EXERCISE GOAL: Reproduce the entries below in full, word for word.

---

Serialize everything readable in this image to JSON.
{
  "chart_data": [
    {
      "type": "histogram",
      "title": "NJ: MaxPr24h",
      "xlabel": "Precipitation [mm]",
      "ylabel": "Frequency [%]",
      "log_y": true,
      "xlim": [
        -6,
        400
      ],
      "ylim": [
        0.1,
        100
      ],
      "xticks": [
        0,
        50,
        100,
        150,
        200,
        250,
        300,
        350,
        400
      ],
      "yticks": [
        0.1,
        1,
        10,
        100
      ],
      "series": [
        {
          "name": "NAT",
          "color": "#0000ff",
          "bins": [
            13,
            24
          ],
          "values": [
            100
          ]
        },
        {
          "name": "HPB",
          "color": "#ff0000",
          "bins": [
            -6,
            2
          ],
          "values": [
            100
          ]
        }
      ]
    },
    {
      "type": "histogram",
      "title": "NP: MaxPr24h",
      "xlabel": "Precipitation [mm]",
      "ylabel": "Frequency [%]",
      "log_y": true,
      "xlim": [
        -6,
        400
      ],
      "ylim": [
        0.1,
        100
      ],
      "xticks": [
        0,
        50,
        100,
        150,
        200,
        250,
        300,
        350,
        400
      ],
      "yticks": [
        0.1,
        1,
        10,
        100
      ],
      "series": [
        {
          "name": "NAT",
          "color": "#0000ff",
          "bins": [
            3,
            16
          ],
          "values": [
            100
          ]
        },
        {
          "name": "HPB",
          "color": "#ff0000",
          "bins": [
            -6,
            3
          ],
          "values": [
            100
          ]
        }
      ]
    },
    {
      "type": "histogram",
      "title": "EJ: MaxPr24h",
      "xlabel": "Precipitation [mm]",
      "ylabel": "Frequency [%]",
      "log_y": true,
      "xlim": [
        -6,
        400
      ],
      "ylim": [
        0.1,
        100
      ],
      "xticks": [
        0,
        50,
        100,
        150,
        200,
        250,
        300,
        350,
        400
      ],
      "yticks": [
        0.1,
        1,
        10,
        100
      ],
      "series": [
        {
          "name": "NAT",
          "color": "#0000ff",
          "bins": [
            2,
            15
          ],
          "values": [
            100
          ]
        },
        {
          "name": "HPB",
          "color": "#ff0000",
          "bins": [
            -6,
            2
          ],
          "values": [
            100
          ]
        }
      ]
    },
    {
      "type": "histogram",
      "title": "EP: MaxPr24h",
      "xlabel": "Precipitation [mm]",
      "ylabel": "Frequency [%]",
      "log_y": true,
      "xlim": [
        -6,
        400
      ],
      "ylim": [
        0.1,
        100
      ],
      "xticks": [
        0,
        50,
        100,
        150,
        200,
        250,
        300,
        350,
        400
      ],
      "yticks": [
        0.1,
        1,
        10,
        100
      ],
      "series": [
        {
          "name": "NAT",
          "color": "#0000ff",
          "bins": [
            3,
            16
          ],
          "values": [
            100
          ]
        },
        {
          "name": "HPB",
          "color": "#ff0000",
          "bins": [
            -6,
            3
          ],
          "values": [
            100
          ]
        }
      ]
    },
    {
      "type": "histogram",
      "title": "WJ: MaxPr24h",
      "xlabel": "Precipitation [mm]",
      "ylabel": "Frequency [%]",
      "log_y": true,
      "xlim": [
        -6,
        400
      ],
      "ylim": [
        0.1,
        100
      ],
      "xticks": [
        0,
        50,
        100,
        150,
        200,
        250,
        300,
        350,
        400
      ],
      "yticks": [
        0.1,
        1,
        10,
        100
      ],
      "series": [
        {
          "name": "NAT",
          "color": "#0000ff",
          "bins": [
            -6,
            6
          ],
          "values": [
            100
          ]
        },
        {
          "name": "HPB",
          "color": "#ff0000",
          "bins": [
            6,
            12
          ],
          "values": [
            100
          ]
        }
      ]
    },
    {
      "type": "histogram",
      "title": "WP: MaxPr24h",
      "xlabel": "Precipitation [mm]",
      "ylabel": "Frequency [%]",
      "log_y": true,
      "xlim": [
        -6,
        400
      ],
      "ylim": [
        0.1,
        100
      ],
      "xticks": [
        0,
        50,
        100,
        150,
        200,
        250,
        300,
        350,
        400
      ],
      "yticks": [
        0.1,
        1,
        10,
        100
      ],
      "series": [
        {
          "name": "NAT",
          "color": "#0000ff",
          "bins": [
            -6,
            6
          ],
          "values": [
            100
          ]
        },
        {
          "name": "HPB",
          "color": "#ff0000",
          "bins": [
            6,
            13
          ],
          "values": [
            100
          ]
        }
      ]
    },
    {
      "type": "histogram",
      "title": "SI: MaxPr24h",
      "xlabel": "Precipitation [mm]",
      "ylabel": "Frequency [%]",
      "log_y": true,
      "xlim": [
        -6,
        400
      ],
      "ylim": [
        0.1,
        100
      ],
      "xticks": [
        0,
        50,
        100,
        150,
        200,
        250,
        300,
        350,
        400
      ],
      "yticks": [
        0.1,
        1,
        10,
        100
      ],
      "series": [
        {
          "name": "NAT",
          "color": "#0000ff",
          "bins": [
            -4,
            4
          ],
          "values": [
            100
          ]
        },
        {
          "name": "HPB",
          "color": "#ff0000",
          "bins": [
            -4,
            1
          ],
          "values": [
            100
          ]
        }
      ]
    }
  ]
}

---

TASK RESPONSE:
Serialize everything readable in this image to JSON.
{
  "chart_data": [
    {
      "type": "histogram",
      "title": "NJ: MaxPr24h",
      "xlabel": "Precipitation [mm]",
      "ylabel": "Frequency [%]",
      "log_y": true,
      "xlim": [
        -6,
        400
      ],
      "ylim": [
        0.1,
        100
      ],
      "xticks": [
        0,
        50,
        100,
        150,
        200,
        250,
        300,
        350,
        400
      ],
      "yticks": [
        0.1,
        1,
        10,
        100
      ],
      "series": [
        {
          "name": "NAT",
          "color": "#0000ff",
          "bins": [
            13,
            24
          ],
          "values": [
            100
          ]
        },
        {
          "name": "HPB",
          "color": "#ff0000",
          "bins": [
            -6,
            2
          ],
          "values": [
            100
          ]
        }
      ]
    },
    {
      "type": "histogram",
      "title": "NP: MaxPr24h",
      "xlabel": "Precipitation [mm]",
      "ylabel": "Frequency [%]",
      "log_y": true,
      "xlim": [
        -6,
        400
      ],
      "ylim": [
        0.1,
        100
      ],
      "xticks": [
        0,
        50,
        100,
        150,
        200,
        250,
        300,
        350,
        400
      ],
      "yticks": [
        0.1,
        1,
        10,
        100
      ],
      "series": [
        {
          "name": "NAT",
          "color": "#0000ff",
          "bins": [
            3,
            16
          ],
          "values": [
            100
          ]
        },
        {
          "name": "HPB",
          "color": "#ff0000",
          "bins": [
            -6,
            3
          ],
          "values": [
            100
          ]
        }
      ]
    },
    {
      "type": "histogram",
      "title": "EJ: MaxPr24h",
      "xlabel": "Precipitation [mm]",
      "ylabel": "Frequency [%]",
      "log_y": true,
      "xlim": [
        -6,
        400
      ],
      "ylim": [
        0.1,
        100
      ],
      "xticks": [
        0,
        50,
        100,
        150,
        200,
        250,
        300,
        350,
        400
      ],
      "yticks": [
        0.1,
        1,
        10,
        100
      ],
      "series": [
        {
          "name": "NAT",
          "color": "#0000ff",
          "bins": [
            2,
            15
          ],
          "values": [
            100
          ]
        },
        {
          "name": "HPB",
          "color": "#ff0000",
          "bins": [
            -6,
            2
          ],
          "values": [
            100
          ]
        }
      ]
    },
    {
      "type": "histogram",
      "title": "EP: MaxPr24h",
      "xlabel": "Precipitation [mm]",
      "ylabel": "Frequency [%]",
      "log_y": true,
      "xlim": [
        -6,
        400
      ],
      "ylim": [
        0.1,
        100
      ],
      "xticks": [
        0,
        50,
        100,
        150,
        200,
        250,
        300,
        350,
        400
      ],
      "yticks": [
        0.1,
        1,
        10,
        100
      ],
      "series": [
        {
          "name": "NAT",
          "color": "#0000ff",
          "bins": [
            3,
            16
          ],
          "values": [
            100
          ]
        },
        {
          "name": "HPB",
          "color": "#ff0000",
          "bins": [
            -6,
            3
          ],
          "values": [
            100
          ]
        }
      ]
    },
    {
      "type": "histogram",
      "title": "WJ: MaxPr24h",
      "xlabel": "Precipitation [mm]",
      "ylabel": "Frequency [%]",
      "log_y": true,
      "xlim": [
        -6,
        400
      ],
      "ylim": [
        0.1,
        100
      ],
      "xticks": [
        0,
        50,
        100,
        150,
        200,
        250,
        300,
        350,
        400
      ],
      "yticks": [
        0.1,
        1,
        10,
        100
      ],
      "series": [
        {
          "name": "NAT",
          "color": "#0000ff",
          "bins": [
            -6,
            6
          ],
          "values": [
            100
          ]
        },
        {
          "name": "HPB",
          "color": "#ff0000",
          "bins": [
            6,
            12
          ],
          "values": [
            100
          ]
        }
      ]
    },
    {
      "type": "histogram",
      "title": "WP: MaxPr24h",
      "xlabel": "Precipitation [mm]",
      "ylabel": "Frequency [%]",
      "log_y": true,
      "xlim": [
        -6,
        400
      ],
      "ylim": [
        0.1,
        100
      ],
      "xticks": [
        0,
        50,
        100,
        150,
        200,
        250,
        300,
        350,
        400
      ],
      "yticks": [
        0.1,
        1,
        10,
        100
      ],
      "series": [
        {
          "name": "NAT",
          "color": "#0000ff",
          "bins": [
            -6,
            6
          ],
          "values": [
            100
          ]
        },
        {
          "name": "HPB",
          "color": "#ff0000",
          "bins": [
            6,
            13
          ],
          "values": [
            100
          ]
        }
      ]
    },
    {
      "type": "histogram",
      "title": "SI: MaxPr24h",
      "xlabel": "Precipitation [mm]",
      "ylabel": "Frequency [%]",
      "log_y": true,
      "xlim": [
        -6,
        400
      ],
      "ylim": [
        0.1,
        100
      ],
      "xticks": [
        0,
        50,
        100,
        150,
        200,
        250,
        300,
        350,
        400
      ],
      "yticks": [
        0.1,
        1,
        10,
        100
      ],
      "series": [
        {
          "name": "NAT",
          "color": "#0000ff",
          "bins": [
            -4,
            4
          ],
          "values": [
            100
          ]
        },
        {
          "name": "HPB",
          "color": "#ff0000",
          "bins": [
            -4,
            1
          ],
          "values": [
            100
          ]
        }
      ]
    }
  ]
}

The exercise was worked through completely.